[START OF Excerpted records]

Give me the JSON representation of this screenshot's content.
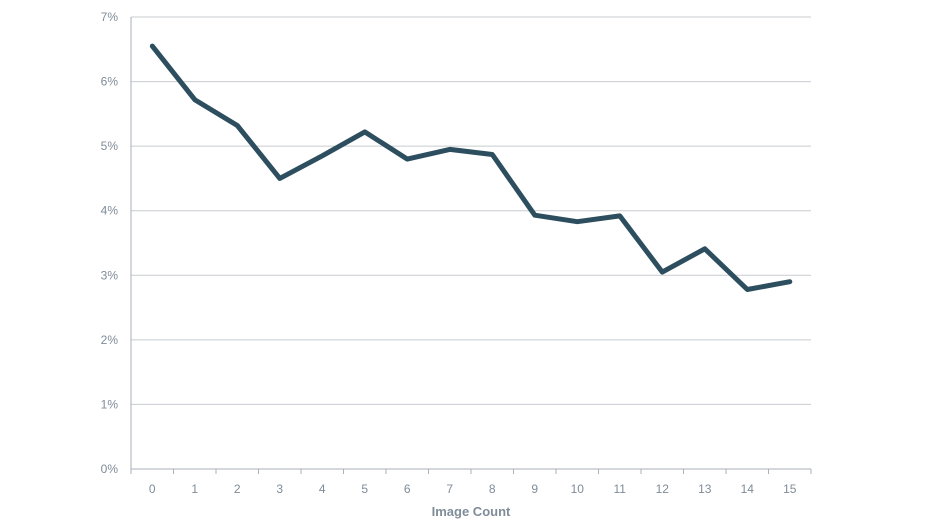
{
  "chart_data": {
    "type": "line",
    "title": "",
    "xlabel": "Image Count",
    "ylabel": "",
    "x": [
      "0",
      "1",
      "2",
      "3",
      "4",
      "5",
      "6",
      "7",
      "8",
      "9",
      "10",
      "11",
      "12",
      "13",
      "14",
      "15"
    ],
    "series": [
      {
        "values": [
          6.55,
          5.72,
          5.32,
          4.5,
          4.85,
          5.22,
          4.8,
          4.95,
          4.87,
          3.93,
          3.83,
          3.92,
          3.05,
          3.41,
          2.78,
          2.9
        ]
      }
    ],
    "ylim": [
      0,
      7
    ],
    "y_ticks": [
      "0%",
      "1%",
      "2%",
      "3%",
      "4%",
      "5%",
      "6%",
      "7%"
    ],
    "grid": "horizontal",
    "legend": "none",
    "colors": {
      "line": "#2d4e5e",
      "grid": "#c8ccd0",
      "axis": "#aab2ba",
      "tick_text": "#7f8c99"
    }
  }
}
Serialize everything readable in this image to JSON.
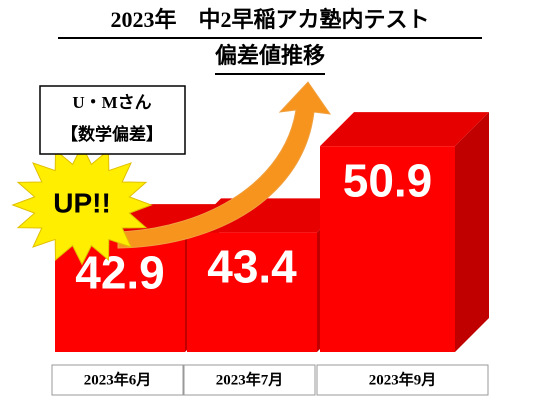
{
  "chart_data": {
    "type": "bar3d",
    "title": "2023年　中2早稲アカ塾内テスト",
    "subtitle": "偏差値推移",
    "annotations": {
      "person": "U・Mさん",
      "subject": "【数学偏差】",
      "badge": "UP!!"
    },
    "categories": [
      "2023年6月",
      "2023年7月",
      "2023年9月"
    ],
    "values": [
      42.9,
      43.4,
      50.9
    ],
    "color": "#ff0000",
    "ylim": [
      33,
      55
    ]
  }
}
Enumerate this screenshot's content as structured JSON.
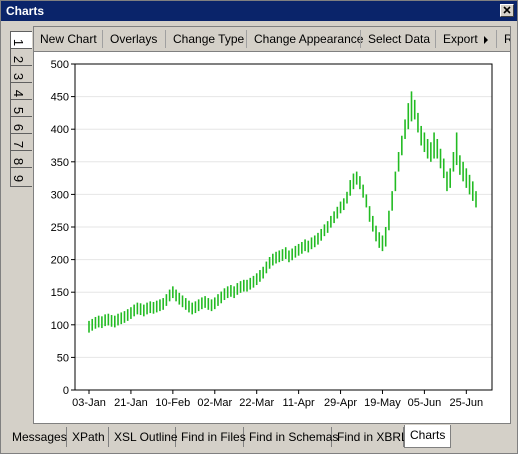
{
  "window": {
    "title": "Charts"
  },
  "toolbar": {
    "items": [
      "New Chart",
      "Overlays",
      "Change Type",
      "Change Appearance",
      "Select Data",
      "Export",
      "R"
    ]
  },
  "side_tabs": [
    "1",
    "2",
    "3",
    "4",
    "5",
    "6",
    "7",
    "8",
    "9"
  ],
  "bottom_tabs": [
    "Messages",
    "XPath",
    "XSL Outline",
    "Find in Files",
    "Find in Schemas",
    "Find in XBRL",
    "Charts"
  ],
  "chart_data": {
    "type": "hilo",
    "color": "#22bb22",
    "grid": true,
    "ylim": [
      0,
      500
    ],
    "yticks": [
      0,
      50,
      100,
      150,
      200,
      250,
      300,
      350,
      400,
      450,
      500
    ],
    "categories": [
      "03-Jan",
      null,
      null,
      null,
      null,
      null,
      null,
      null,
      null,
      null,
      null,
      null,
      null,
      "21-Jan",
      null,
      null,
      null,
      null,
      null,
      null,
      null,
      null,
      null,
      null,
      null,
      null,
      "10-Feb",
      null,
      null,
      null,
      null,
      null,
      null,
      null,
      null,
      null,
      null,
      null,
      null,
      "02-Mar",
      null,
      null,
      null,
      null,
      null,
      null,
      null,
      null,
      null,
      null,
      null,
      null,
      "22-Mar",
      null,
      null,
      null,
      null,
      null,
      null,
      null,
      null,
      null,
      null,
      null,
      null,
      "11-Apr",
      null,
      null,
      null,
      null,
      null,
      null,
      null,
      null,
      null,
      null,
      null,
      null,
      "29-Apr",
      null,
      null,
      null,
      null,
      null,
      null,
      null,
      null,
      null,
      null,
      null,
      null,
      "19-May",
      null,
      null,
      null,
      null,
      null,
      null,
      null,
      null,
      null,
      null,
      null,
      null,
      "05-Jun",
      null,
      null,
      null,
      null,
      null,
      null,
      null,
      null,
      null,
      null,
      null,
      null,
      "25-Jun",
      null,
      null,
      null
    ],
    "high": [
      106,
      109,
      112,
      114,
      113,
      116,
      117,
      115,
      114,
      117,
      119,
      121,
      124,
      127,
      131,
      134,
      133,
      131,
      134,
      136,
      135,
      137,
      139,
      141,
      147,
      154,
      159,
      154,
      149,
      145,
      141,
      137,
      134,
      136,
      139,
      142,
      144,
      141,
      139,
      142,
      147,
      151,
      156,
      159,
      161,
      159,
      164,
      167,
      169,
      169,
      172,
      175,
      179,
      184,
      189,
      197,
      204,
      209,
      212,
      214,
      216,
      219,
      214,
      217,
      221,
      224,
      227,
      231,
      229,
      234,
      237,
      241,
      247,
      254,
      259,
      267,
      274,
      281,
      289,
      294,
      304,
      322,
      332,
      335,
      328,
      315,
      300,
      282,
      267,
      252,
      242,
      237,
      250,
      275,
      305,
      335,
      365,
      390,
      415,
      440,
      458,
      445,
      425,
      405,
      395,
      385,
      380,
      395,
      385,
      370,
      355,
      335,
      340,
      365,
      395,
      360,
      350,
      340,
      330,
      320,
      305
    ],
    "low": [
      88,
      91,
      94,
      96,
      95,
      98,
      99,
      97,
      96,
      99,
      101,
      103,
      106,
      109,
      113,
      116,
      115,
      113,
      116,
      118,
      117,
      119,
      121,
      123,
      129,
      136,
      141,
      136,
      131,
      127,
      123,
      119,
      116,
      118,
      121,
      124,
      126,
      123,
      121,
      124,
      129,
      133,
      138,
      141,
      143,
      141,
      146,
      149,
      151,
      151,
      154,
      157,
      161,
      166,
      171,
      179,
      186,
      191,
      194,
      196,
      198,
      201,
      196,
      199,
      203,
      206,
      209,
      213,
      211,
      216,
      219,
      223,
      229,
      236,
      241,
      249,
      256,
      263,
      271,
      276,
      286,
      298,
      308,
      315,
      308,
      295,
      280,
      258,
      243,
      228,
      218,
      213,
      220,
      245,
      275,
      305,
      335,
      360,
      385,
      400,
      412,
      415,
      395,
      375,
      365,
      355,
      350,
      355,
      355,
      340,
      325,
      305,
      310,
      335,
      345,
      330,
      320,
      310,
      300,
      290,
      280
    ]
  }
}
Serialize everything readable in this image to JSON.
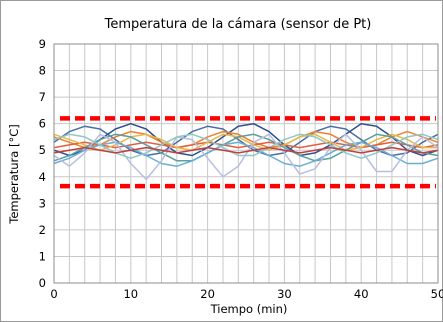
{
  "chart_data": {
    "type": "line",
    "title": "Temperatura de la cámara (sensor de Pt)",
    "xlabel": "Tiempo (min)",
    "ylabel": "Temperatura [°C]",
    "xlim": [
      0,
      50
    ],
    "ylim": [
      0,
      9
    ],
    "xticks": [
      "0",
      "10",
      "20",
      "30",
      "40",
      "50"
    ],
    "yticks": [
      "0",
      "1",
      "2",
      "3",
      "4",
      "5",
      "6",
      "7",
      "8",
      "9"
    ],
    "grid": true,
    "limits": [
      {
        "y": 6.2,
        "color": "#ff0000"
      },
      {
        "y": 3.65,
        "color": "#ff0000"
      }
    ],
    "series": [
      {
        "color": "#4a6fa5",
        "x": [
          0,
          2,
          4,
          6,
          8,
          10,
          12,
          14,
          16,
          18,
          20,
          22,
          24,
          26,
          28,
          30,
          32,
          34,
          36,
          38,
          40,
          42,
          44,
          46,
          48,
          50
        ],
        "values": [
          5.3,
          5.7,
          5.9,
          5.8,
          5.4,
          5.0,
          4.8,
          4.9,
          5.3,
          5.7,
          5.9,
          5.8,
          5.4,
          5.0,
          4.8,
          4.9,
          5.3,
          5.7,
          5.9,
          5.8,
          5.4,
          5.0,
          4.8,
          4.9,
          5.3,
          5.6
        ]
      },
      {
        "color": "#2f4f8f",
        "x": [
          0,
          2,
          4,
          6,
          8,
          10,
          12,
          14,
          16,
          18,
          20,
          22,
          24,
          26,
          28,
          30,
          32,
          34,
          36,
          38,
          40,
          42,
          44,
          46,
          48,
          50
        ],
        "values": [
          5.0,
          4.8,
          5.0,
          5.4,
          5.8,
          6.0,
          5.8,
          5.3,
          4.9,
          4.8,
          5.1,
          5.5,
          5.9,
          6.0,
          5.7,
          5.2,
          4.8,
          4.9,
          5.2,
          5.6,
          6.0,
          5.9,
          5.5,
          5.0,
          4.8,
          5.0
        ]
      },
      {
        "color": "#f08030",
        "x": [
          0,
          2,
          4,
          6,
          8,
          10,
          12,
          14,
          16,
          18,
          20,
          22,
          24,
          26,
          28,
          30,
          32,
          34,
          36,
          38,
          40,
          42,
          44,
          46,
          48,
          50
        ],
        "values": [
          5.5,
          5.3,
          5.1,
          5.2,
          5.5,
          5.7,
          5.6,
          5.3,
          5.1,
          5.2,
          5.5,
          5.7,
          5.6,
          5.3,
          5.1,
          5.2,
          5.5,
          5.7,
          5.6,
          5.3,
          5.1,
          5.2,
          5.5,
          5.7,
          5.5,
          5.3
        ]
      },
      {
        "color": "#e06040",
        "x": [
          0,
          2,
          4,
          6,
          8,
          10,
          12,
          14,
          16,
          18,
          20,
          22,
          24,
          26,
          28,
          30,
          32,
          34,
          36,
          38,
          40,
          42,
          44,
          46,
          48,
          50
        ],
        "values": [
          5.1,
          5.2,
          5.3,
          5.2,
          5.1,
          5.2,
          5.3,
          5.2,
          5.1,
          5.2,
          5.3,
          5.2,
          5.1,
          5.2,
          5.3,
          5.2,
          5.1,
          5.2,
          5.3,
          5.2,
          5.1,
          5.2,
          5.3,
          5.2,
          5.1,
          5.2
        ]
      },
      {
        "color": "#e8b84a",
        "x": [
          0,
          2,
          4,
          6,
          8,
          10,
          12,
          14,
          16,
          18,
          20,
          22,
          24,
          26,
          28,
          30,
          32,
          34,
          36,
          38,
          40,
          42,
          44,
          46,
          48,
          50
        ],
        "values": [
          5.6,
          5.4,
          5.2,
          5.0,
          5.2,
          5.5,
          5.6,
          5.4,
          5.1,
          5.0,
          5.3,
          5.6,
          5.5,
          5.2,
          5.0,
          5.2,
          5.5,
          5.6,
          5.3,
          5.0,
          5.1,
          5.4,
          5.6,
          5.4,
          5.1,
          5.1
        ]
      },
      {
        "color": "#5aa0a0",
        "x": [
          0,
          2,
          4,
          6,
          8,
          10,
          12,
          14,
          16,
          18,
          20,
          22,
          24,
          26,
          28,
          30,
          32,
          34,
          36,
          38,
          40,
          42,
          44,
          46,
          48,
          50
        ],
        "values": [
          4.6,
          4.8,
          5.1,
          5.4,
          5.6,
          5.5,
          5.2,
          4.9,
          4.6,
          4.6,
          4.9,
          5.2,
          5.5,
          5.6,
          5.4,
          5.1,
          4.8,
          4.6,
          4.7,
          5.0,
          5.3,
          5.6,
          5.5,
          5.2,
          4.9,
          4.8
        ]
      },
      {
        "color": "#6aaed6",
        "x": [
          0,
          2,
          4,
          6,
          8,
          10,
          12,
          14,
          16,
          18,
          20,
          22,
          24,
          26,
          28,
          30,
          32,
          34,
          36,
          38,
          40,
          42,
          44,
          46,
          48,
          50
        ],
        "values": [
          4.5,
          4.7,
          5.0,
          5.2,
          5.3,
          5.1,
          4.8,
          4.5,
          4.4,
          4.6,
          4.9,
          5.2,
          5.3,
          5.1,
          4.8,
          4.5,
          4.4,
          4.6,
          4.9,
          5.2,
          5.3,
          5.1,
          4.8,
          4.5,
          4.5,
          4.7
        ]
      },
      {
        "color": "#b8bede",
        "x": [
          0,
          2,
          4,
          6,
          8,
          10,
          12,
          14,
          16,
          18,
          20,
          22,
          24,
          26,
          28,
          30,
          32,
          34,
          36,
          38,
          40,
          42,
          44,
          46,
          48,
          50
        ],
        "values": [
          4.8,
          4.4,
          4.9,
          5.6,
          5.3,
          4.5,
          3.9,
          4.6,
          5.5,
          5.4,
          4.7,
          4.0,
          4.4,
          5.3,
          5.6,
          4.9,
          4.1,
          4.3,
          5.1,
          5.6,
          5.0,
          4.2,
          4.2,
          5.0,
          5.5,
          5.1
        ]
      },
      {
        "color": "#8ec8c8",
        "x": [
          0,
          2,
          4,
          6,
          8,
          10,
          12,
          14,
          16,
          18,
          20,
          22,
          24,
          26,
          28,
          30,
          32,
          34,
          36,
          38,
          40,
          42,
          44,
          46,
          48,
          50
        ],
        "values": [
          5.4,
          5.6,
          5.5,
          5.2,
          4.9,
          4.7,
          4.9,
          5.2,
          5.5,
          5.6,
          5.4,
          5.1,
          4.8,
          4.8,
          5.1,
          5.4,
          5.6,
          5.5,
          5.2,
          4.9,
          4.7,
          4.9,
          5.2,
          5.5,
          5.6,
          5.4
        ]
      },
      {
        "color": "#c04040",
        "x": [
          0,
          2,
          4,
          6,
          8,
          10,
          12,
          14,
          16,
          18,
          20,
          22,
          24,
          26,
          28,
          30,
          32,
          34,
          36,
          38,
          40,
          42,
          44,
          46,
          48,
          50
        ],
        "values": [
          4.9,
          5.0,
          5.1,
          5.0,
          4.9,
          5.0,
          5.1,
          5.0,
          4.9,
          5.0,
          5.1,
          5.0,
          4.9,
          5.0,
          5.1,
          5.0,
          4.9,
          5.0,
          5.1,
          5.0,
          4.9,
          5.0,
          5.1,
          5.0,
          4.9,
          5.0
        ]
      }
    ]
  }
}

[END OF Excerpted records]

### What you will do
What is the number of lines holding the word "xlabel"? State it alone.

### Response to this task
2